- TASK REQUIREMENTS
Scan the data below for the string "Bahasa". Copy every line where it appears.

- MATERIAL PROVIDED
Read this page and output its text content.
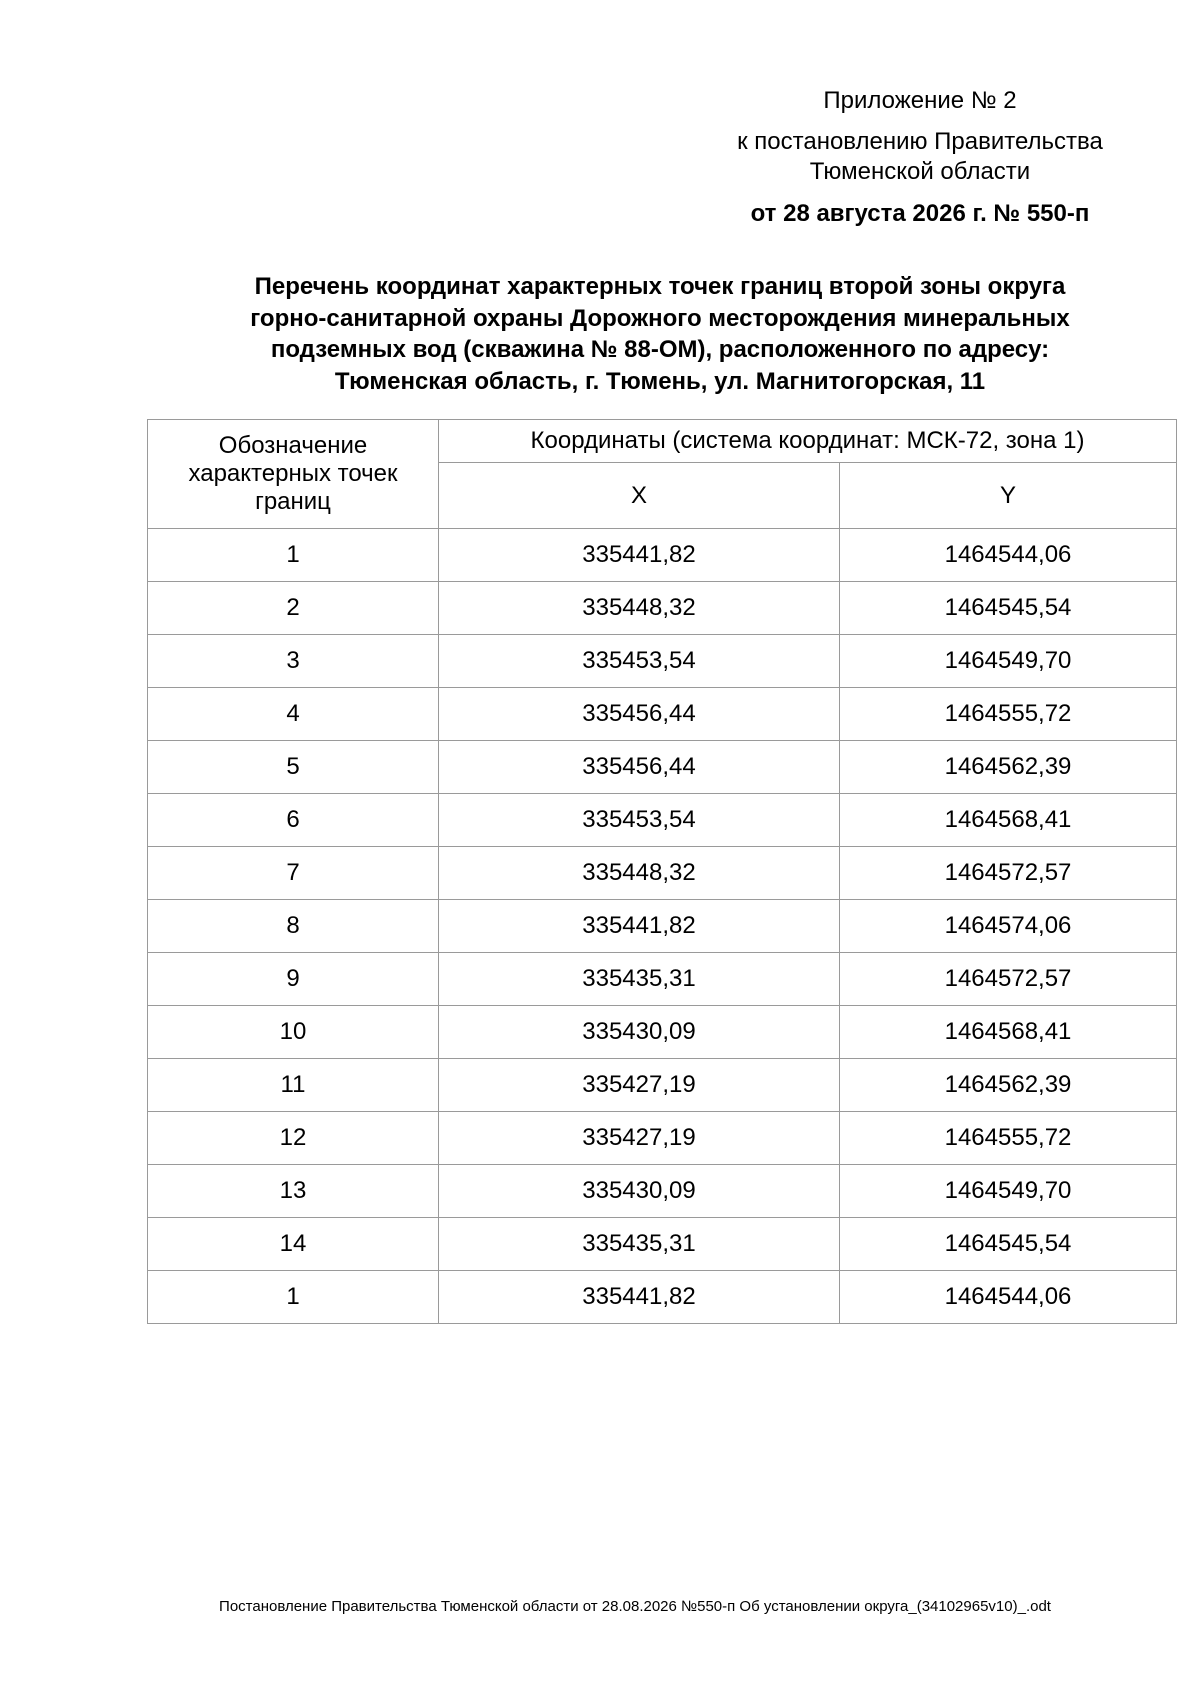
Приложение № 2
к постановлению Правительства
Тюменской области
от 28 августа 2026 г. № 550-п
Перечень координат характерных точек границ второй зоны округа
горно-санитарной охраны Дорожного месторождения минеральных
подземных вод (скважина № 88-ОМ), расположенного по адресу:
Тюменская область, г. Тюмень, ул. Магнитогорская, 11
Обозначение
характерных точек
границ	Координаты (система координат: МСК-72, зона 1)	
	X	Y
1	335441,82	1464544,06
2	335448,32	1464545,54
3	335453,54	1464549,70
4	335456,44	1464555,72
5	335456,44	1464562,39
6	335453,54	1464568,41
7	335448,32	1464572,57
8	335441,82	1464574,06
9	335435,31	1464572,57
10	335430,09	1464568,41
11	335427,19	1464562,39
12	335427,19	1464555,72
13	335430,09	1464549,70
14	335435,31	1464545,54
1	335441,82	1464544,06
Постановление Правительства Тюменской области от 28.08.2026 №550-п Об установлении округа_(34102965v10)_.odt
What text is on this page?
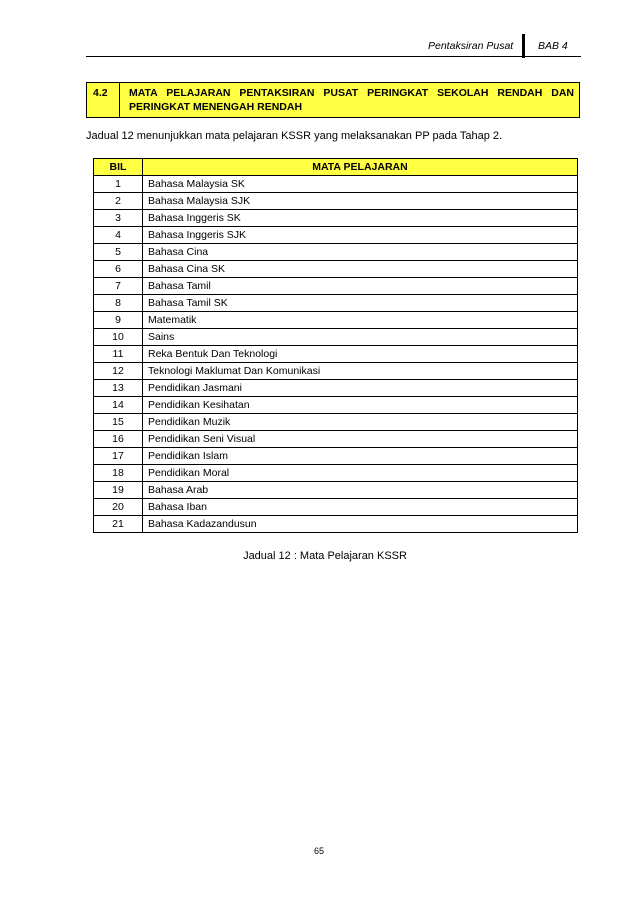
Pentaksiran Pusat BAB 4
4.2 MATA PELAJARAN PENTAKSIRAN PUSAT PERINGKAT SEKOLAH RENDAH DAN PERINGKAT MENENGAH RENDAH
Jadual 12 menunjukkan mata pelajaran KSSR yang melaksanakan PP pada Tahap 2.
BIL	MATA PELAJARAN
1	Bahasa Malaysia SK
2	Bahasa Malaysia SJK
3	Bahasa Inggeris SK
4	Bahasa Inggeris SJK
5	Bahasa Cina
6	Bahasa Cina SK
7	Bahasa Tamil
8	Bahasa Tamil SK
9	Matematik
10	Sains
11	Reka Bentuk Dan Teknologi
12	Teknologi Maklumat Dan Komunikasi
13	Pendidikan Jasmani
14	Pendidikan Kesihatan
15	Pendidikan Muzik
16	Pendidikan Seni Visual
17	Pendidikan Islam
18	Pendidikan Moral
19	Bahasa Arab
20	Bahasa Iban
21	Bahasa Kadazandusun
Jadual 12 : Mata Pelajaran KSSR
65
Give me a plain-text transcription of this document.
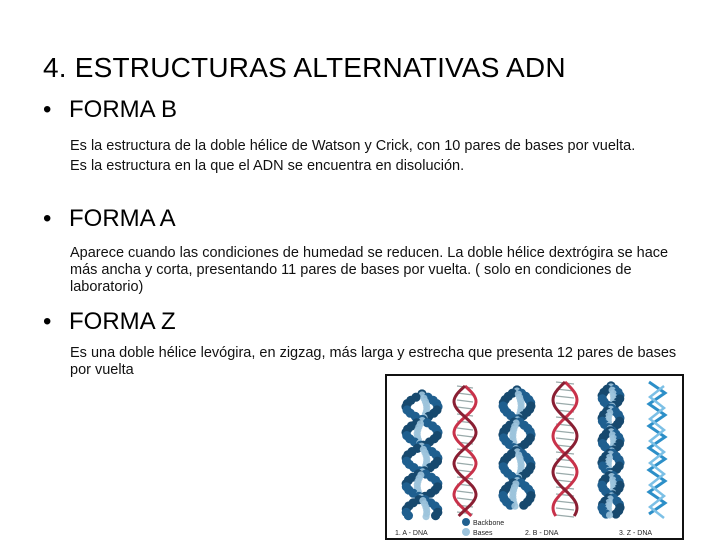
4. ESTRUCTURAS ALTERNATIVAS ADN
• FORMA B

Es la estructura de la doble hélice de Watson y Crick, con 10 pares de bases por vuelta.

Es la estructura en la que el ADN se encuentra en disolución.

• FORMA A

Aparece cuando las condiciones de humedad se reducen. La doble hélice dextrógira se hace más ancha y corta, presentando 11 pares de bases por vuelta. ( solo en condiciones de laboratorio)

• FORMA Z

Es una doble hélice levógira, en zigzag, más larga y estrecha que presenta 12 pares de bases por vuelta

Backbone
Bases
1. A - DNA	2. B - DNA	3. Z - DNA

...

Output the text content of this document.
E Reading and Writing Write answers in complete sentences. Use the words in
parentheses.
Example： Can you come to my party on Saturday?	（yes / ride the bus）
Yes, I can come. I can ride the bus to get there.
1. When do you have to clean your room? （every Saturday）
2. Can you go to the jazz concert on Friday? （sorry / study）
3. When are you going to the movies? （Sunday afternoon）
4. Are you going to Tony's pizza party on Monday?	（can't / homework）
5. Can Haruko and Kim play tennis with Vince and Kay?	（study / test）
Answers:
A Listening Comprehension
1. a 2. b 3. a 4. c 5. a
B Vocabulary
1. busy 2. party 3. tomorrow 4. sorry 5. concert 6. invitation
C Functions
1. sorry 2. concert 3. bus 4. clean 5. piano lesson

- THE SOLUTION
1	Bahasa Malaysia SK
2	Bahasa Malaysia SJK
3	Bahasa Inggeris SK
4	Bahasa Inggeris SJK
5	Bahasa Cina
6	Bahasa Cina SK
7	Bahasa Tamil
8	Bahasa Tamil SK
19	Bahasa Arab
20	Bahasa Iban
21	Bahasa Kadazandusun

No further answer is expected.